* DATASET CONTENT *
■ ■ ■ ■ ■ ■ ■

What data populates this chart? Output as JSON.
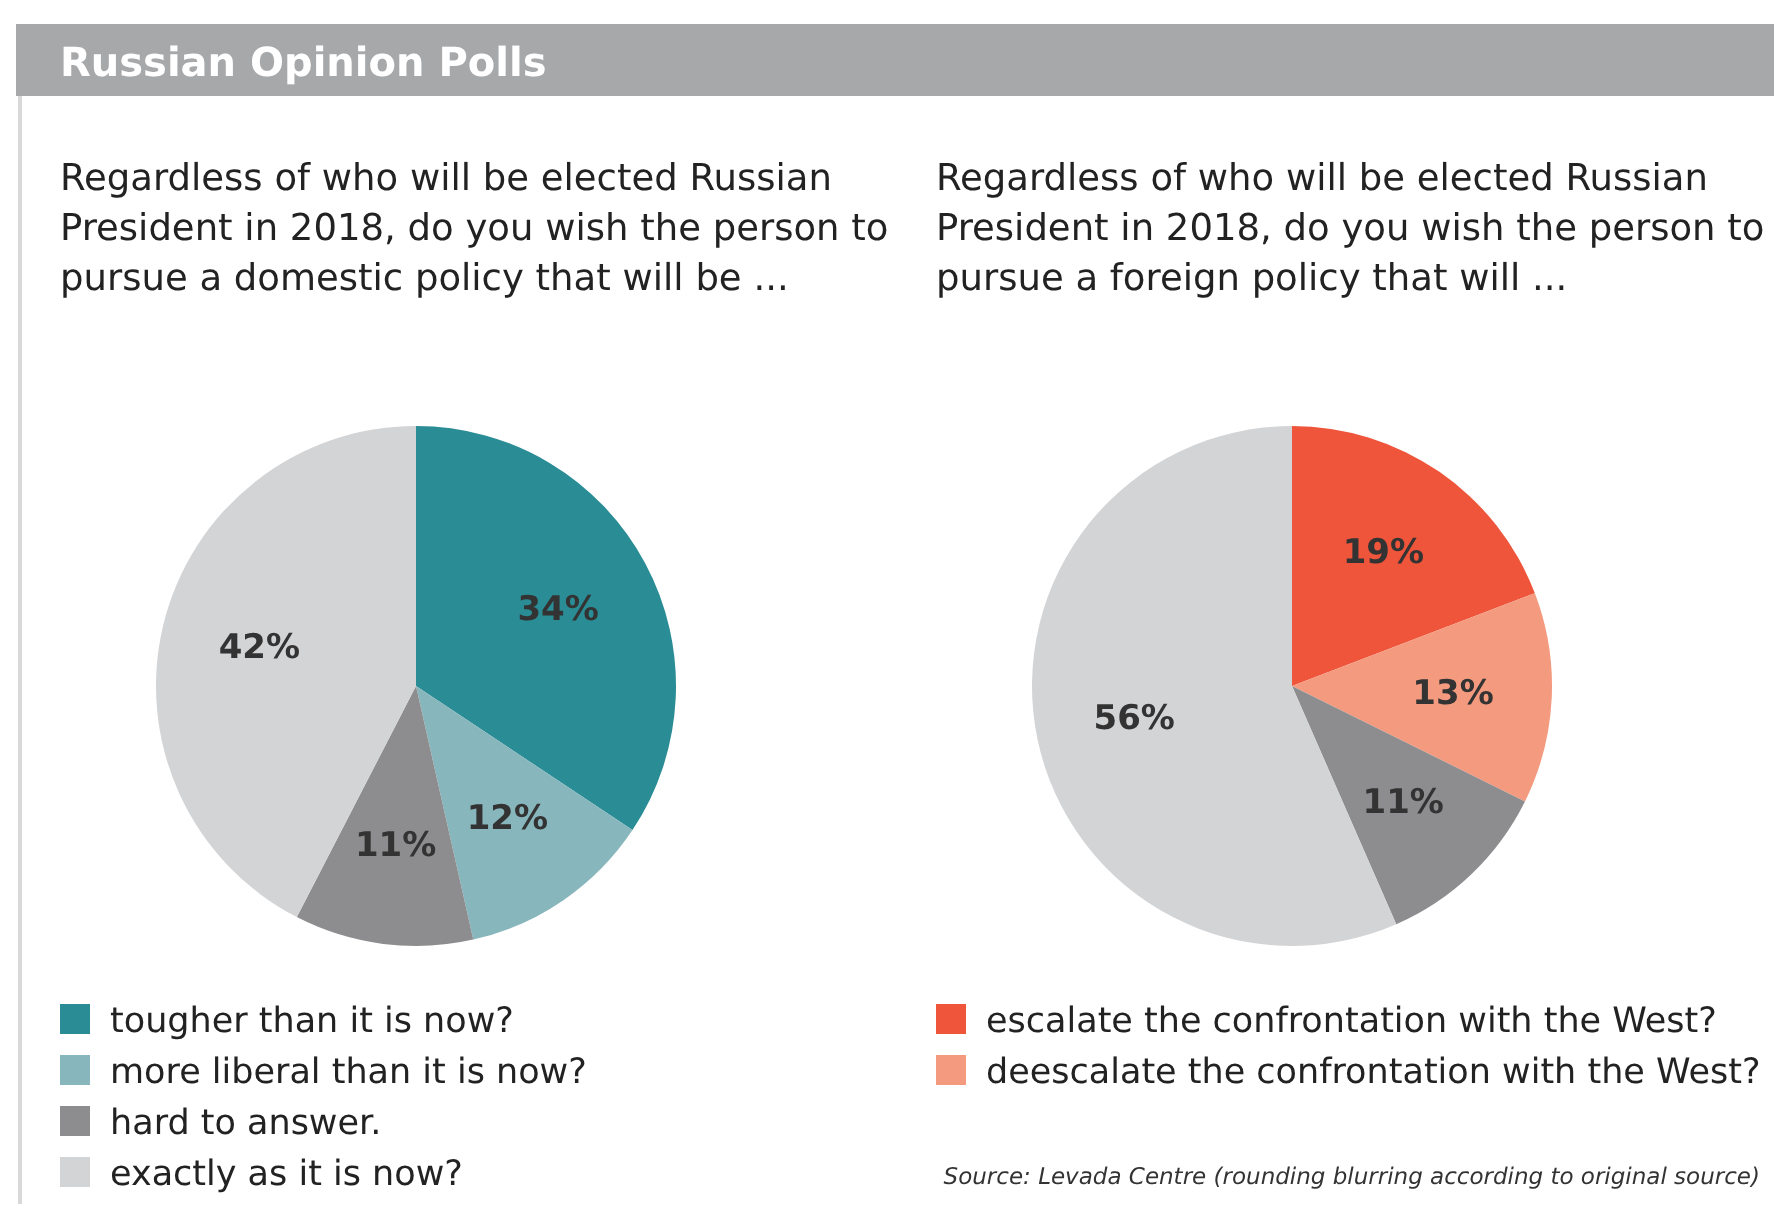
{
  "chart_data": [
    {
      "type": "pie",
      "title": "Russian Opinion Polls",
      "subtitle": "Regardless of who will be elected Russian President in 2018, do you wish the person to pursue a domestic policy that will be ...",
      "categories": [
        "tougher than it is now?",
        "more liberal than it is now?",
        "hard to answer.",
        "exactly as it is now?"
      ],
      "values": [
        34,
        12,
        11,
        42
      ],
      "value_labels": [
        "34%",
        "12%",
        "11%",
        "42%"
      ],
      "colors": [
        "#2a8c95",
        "#87b6bc",
        "#8d8d8f",
        "#d3d4d6"
      ],
      "legend": "bottom"
    },
    {
      "type": "pie",
      "subtitle": "Regardless of who will be elected Russian President in 2018, do you wish the person to pursue a foreign policy that will ...",
      "categories": [
        "escalate the confrontation with the West?",
        "deescalate the confrontation with the West?",
        null,
        null
      ],
      "values": [
        19,
        13,
        11,
        56
      ],
      "value_labels": [
        "19%",
        "13%",
        "11%",
        "56%"
      ],
      "colors": [
        "#ee553b",
        "#f49a7f",
        "#8d8d8f",
        "#d3d4d6"
      ],
      "legend": "bottom",
      "annotations": [
        "Source: Levada Centre (rounding blurring according to original source)"
      ]
    }
  ]
}
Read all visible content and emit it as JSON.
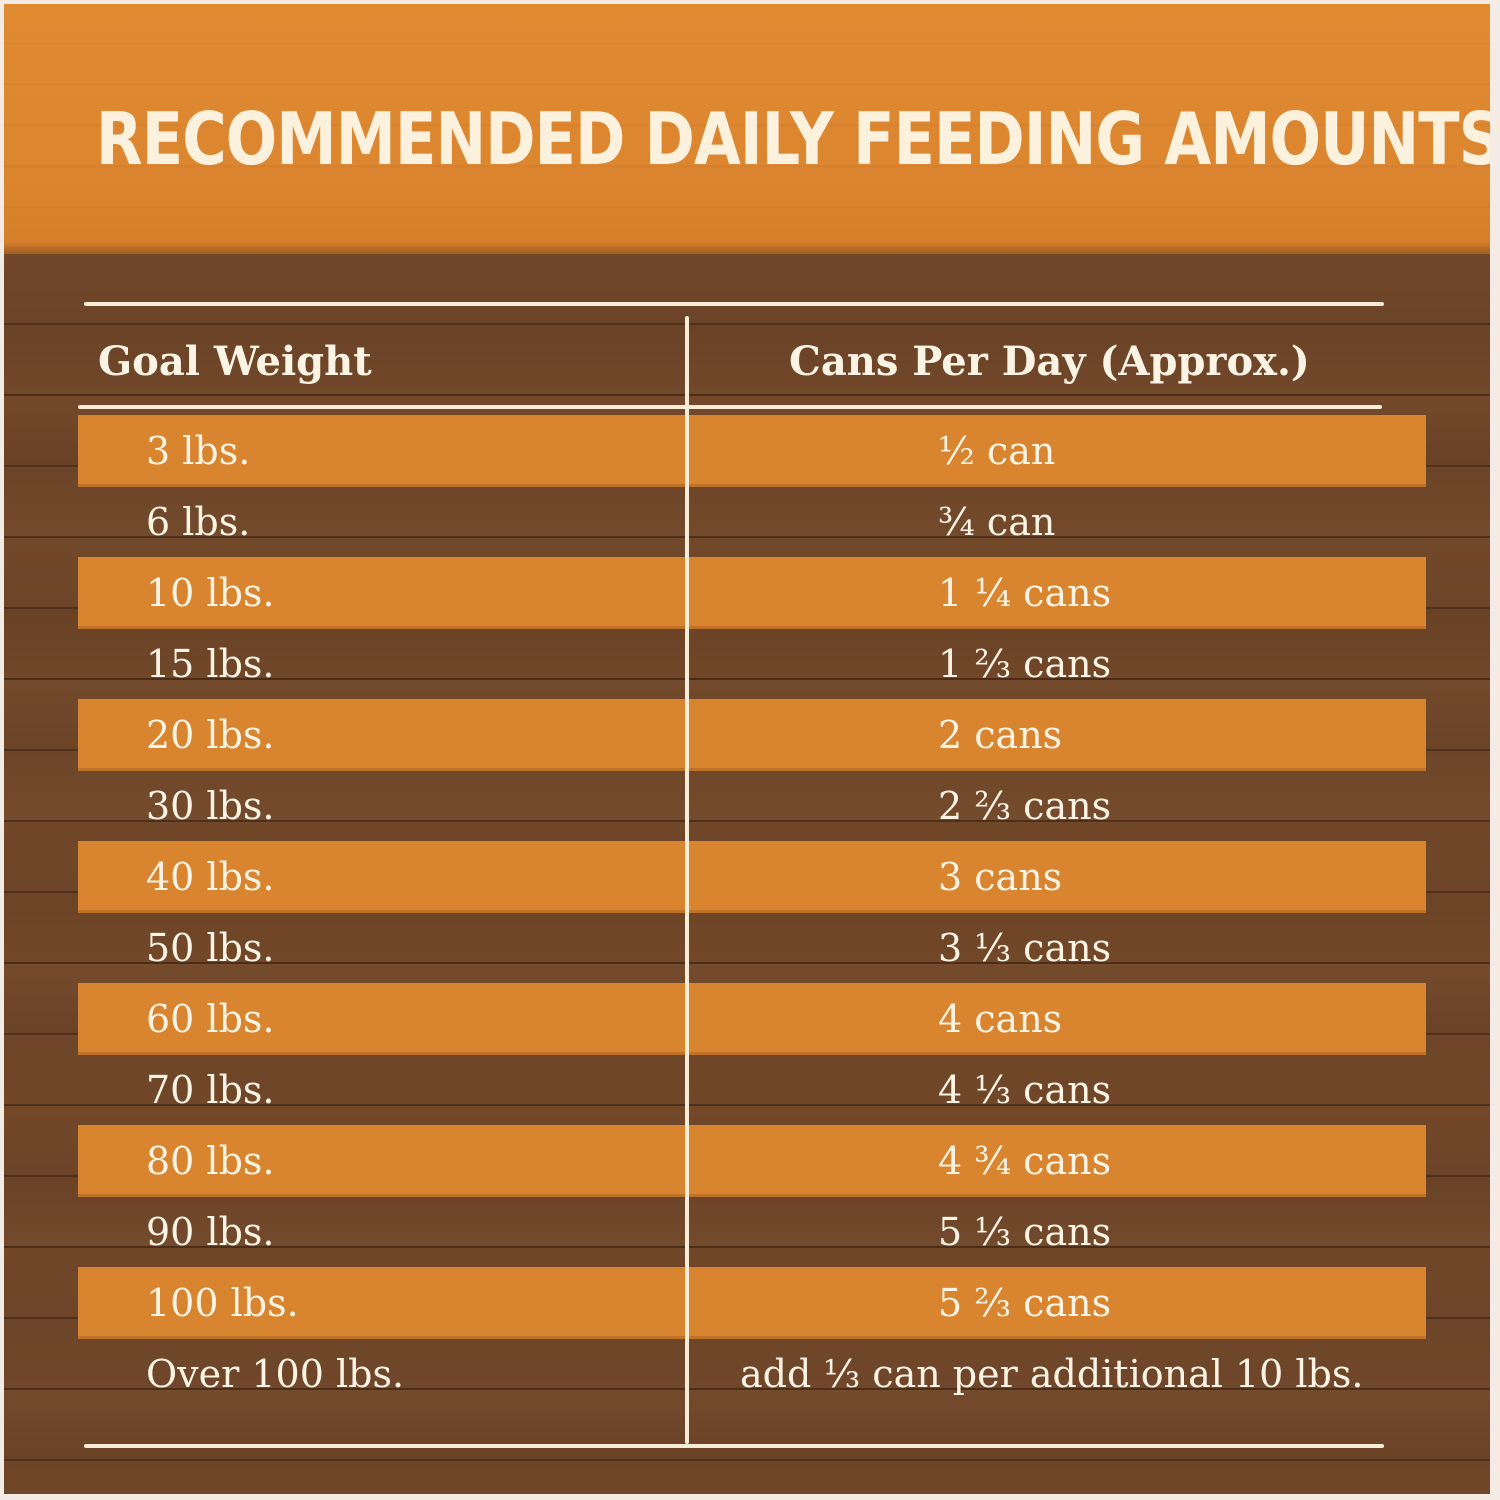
{
  "title": "RECOMMENDED DAILY FEEDING AMOUNTS:",
  "table": {
    "headers": {
      "weight": "Goal Weight",
      "cans": "Cans Per Day (Approx.)"
    },
    "rows": [
      {
        "weight": "3 lbs.",
        "cans": "½ can"
      },
      {
        "weight": "6 lbs.",
        "cans": "¾ can"
      },
      {
        "weight": "10 lbs.",
        "cans": "1 ¼ cans"
      },
      {
        "weight": "15 lbs.",
        "cans": "1 ⅔ cans"
      },
      {
        "weight": "20 lbs.",
        "cans": "2 cans"
      },
      {
        "weight": "30 lbs.",
        "cans": "2 ⅔ cans"
      },
      {
        "weight": "40 lbs.",
        "cans": "3 cans"
      },
      {
        "weight": "50 lbs.",
        "cans": "3 ⅓ cans"
      },
      {
        "weight": "60 lbs.",
        "cans": "4 cans"
      },
      {
        "weight": "70 lbs.",
        "cans": "4 ⅓ cans"
      },
      {
        "weight": "80 lbs.",
        "cans": "4 ¾ cans"
      },
      {
        "weight": "90 lbs.",
        "cans": "5 ⅓ cans"
      },
      {
        "weight": "100 lbs.",
        "cans": "5 ⅔ cans"
      },
      {
        "weight": "Over 100 lbs.",
        "cans": "add ⅓ can per additional 10 lbs."
      }
    ]
  },
  "colors": {
    "header_orange": "#e08a32",
    "stripe_orange": "#d9842f",
    "wood_brown": "#6e4528",
    "cream_text": "#fbf3e3"
  }
}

■ ■ ■ ■ ■ ■ ■

* INSTRUCTIONS TO FOLLOW *
Count how many lines hold the string "elected" and give that number alone.

* CORRECT OUTPUT *
2